---------- EXTRACTED ENTRIES ----------

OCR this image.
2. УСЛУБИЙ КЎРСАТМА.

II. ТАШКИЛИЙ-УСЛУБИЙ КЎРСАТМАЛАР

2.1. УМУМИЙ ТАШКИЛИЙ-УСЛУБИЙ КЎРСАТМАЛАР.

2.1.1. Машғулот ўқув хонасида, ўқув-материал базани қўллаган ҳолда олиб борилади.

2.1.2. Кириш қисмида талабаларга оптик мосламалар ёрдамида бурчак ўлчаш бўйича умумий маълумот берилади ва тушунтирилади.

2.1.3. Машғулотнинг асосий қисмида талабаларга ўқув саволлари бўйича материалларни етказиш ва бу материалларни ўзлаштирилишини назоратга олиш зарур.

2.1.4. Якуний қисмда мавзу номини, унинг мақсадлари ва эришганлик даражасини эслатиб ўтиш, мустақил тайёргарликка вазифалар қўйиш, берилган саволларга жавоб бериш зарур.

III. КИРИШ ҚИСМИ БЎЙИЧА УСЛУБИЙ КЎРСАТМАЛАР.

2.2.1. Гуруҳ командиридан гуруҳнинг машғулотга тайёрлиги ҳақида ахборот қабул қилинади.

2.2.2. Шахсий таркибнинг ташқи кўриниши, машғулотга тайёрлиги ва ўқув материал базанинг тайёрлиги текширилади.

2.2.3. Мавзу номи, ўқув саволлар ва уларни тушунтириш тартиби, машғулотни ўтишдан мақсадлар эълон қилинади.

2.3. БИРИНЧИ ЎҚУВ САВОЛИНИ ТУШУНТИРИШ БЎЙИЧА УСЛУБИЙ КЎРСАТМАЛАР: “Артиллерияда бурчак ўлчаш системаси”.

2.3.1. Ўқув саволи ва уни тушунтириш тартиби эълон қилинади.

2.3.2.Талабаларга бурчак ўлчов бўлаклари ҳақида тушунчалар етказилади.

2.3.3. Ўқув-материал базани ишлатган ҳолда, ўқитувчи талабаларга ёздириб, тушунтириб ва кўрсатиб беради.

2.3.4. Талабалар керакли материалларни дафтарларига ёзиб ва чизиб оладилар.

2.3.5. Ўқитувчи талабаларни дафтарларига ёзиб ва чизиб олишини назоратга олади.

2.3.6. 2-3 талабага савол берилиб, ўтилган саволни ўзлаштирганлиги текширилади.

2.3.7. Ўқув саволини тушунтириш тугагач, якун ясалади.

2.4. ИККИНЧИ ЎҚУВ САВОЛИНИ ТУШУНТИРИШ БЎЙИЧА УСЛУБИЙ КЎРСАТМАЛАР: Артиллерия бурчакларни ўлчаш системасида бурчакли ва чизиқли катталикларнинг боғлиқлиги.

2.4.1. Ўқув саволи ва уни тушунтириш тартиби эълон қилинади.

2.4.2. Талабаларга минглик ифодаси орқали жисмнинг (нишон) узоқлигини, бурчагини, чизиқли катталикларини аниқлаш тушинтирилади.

----------

__REQUIREMENTS__. Reproduce the data in its entirety, matching each character.

__FINISHED ANSWER__.
OCR this image.
2. УСЛУБИЙ КЎРСАТМА.

II. ТАШКИЛИЙ-УСЛУБИЙ КЎРСАТМАЛАР

2.1. УМУМИЙ ТАШКИЛИЙ-УСЛУБИЙ КЎРСАТМАЛАР.

2.1.1. Машғулот ўқув хонасида, ўқув-материал базани қўллаган ҳолда олиб борилади.

2.1.2. Кириш қисмида талабаларга оптик мосламалар ёрдамида бурчак ўлчаш бўйича умумий маълумот берилади ва тушунтирилади.

2.1.3. Машғулотнинг асосий қисмида талабаларга ўқув саволлари бўйича материалларни етказиш ва бу материалларни ўзлаштирилишини назоратга олиш зарур.

2.1.4. Якуний қисмда мавзу номини, унинг мақсадлари ва эришганлик даражасини эслатиб ўтиш, мустақил тайёргарликка вазифалар қўйиш, берилган саволларга жавоб бериш зарур.

III. КИРИШ ҚИСМИ БЎЙИЧА УСЛУБИЙ КЎРСАТМАЛАР.

2.2.1. Гуруҳ командиридан гуруҳнинг машғулотга тайёрлиги ҳақида ахборот қабул қилинади.

2.2.2. Шахсий таркибнинг ташқи кўриниши, машғулотга тайёрлиги ва ўқув материал базанинг тайёрлиги текширилади.

2.2.3. Мавзу номи, ўқув саволлар ва уларни тушунтириш тартиби, машғулотни ўтишдан мақсадлар эълон қилинади.

2.3. БИРИНЧИ ЎҚУВ САВОЛИНИ ТУШУНТИРИШ БЎЙИЧА УСЛУБИЙ КЎРСАТМАЛАР: “Артиллерияда бурчак ўлчаш системаси”.

2.3.1. Ўқув саволи ва уни тушунтириш тартиби эълон қилинади.

2.3.2.Талабаларга бурчак ўлчов бўлаклари ҳақида тушунчалар етказилади.

2.3.3. Ўқув-материал базани ишлатган ҳолда, ўқитувчи талабаларга ёздириб, тушунтириб ва кўрсатиб беради.

2.3.4. Талабалар керакли материалларни дафтарларига ёзиб ва чизиб оладилар.

2.3.5. Ўқитувчи талабаларни дафтарларига ёзиб ва чизиб олишини назоратга олади.

2.3.6. 2-3 талабага савол берилиб, ўтилган саволни ўзлаштирганлиги текширилади.

2.3.7. Ўқув саволини тушунтириш тугагач, якун ясалади.

2.4. ИККИНЧИ ЎҚУВ САВОЛИНИ ТУШУНТИРИШ БЎЙИЧА УСЛУБИЙ КЎРСАТМАЛАР: Артиллерия бурчакларни ўлчаш системасида бурчакли ва чизиқли катталикларнинг боғлиқлиги.

2.4.1. Ўқув саволи ва уни тушунтириш тартиби эълон қилинади.

2.4.2. Талабаларга минглик ифодаси орқали жисмнинг (нишон) узоқлигини, бурчагини, чизиқли катталикларини аниқлаш тушинтирилади.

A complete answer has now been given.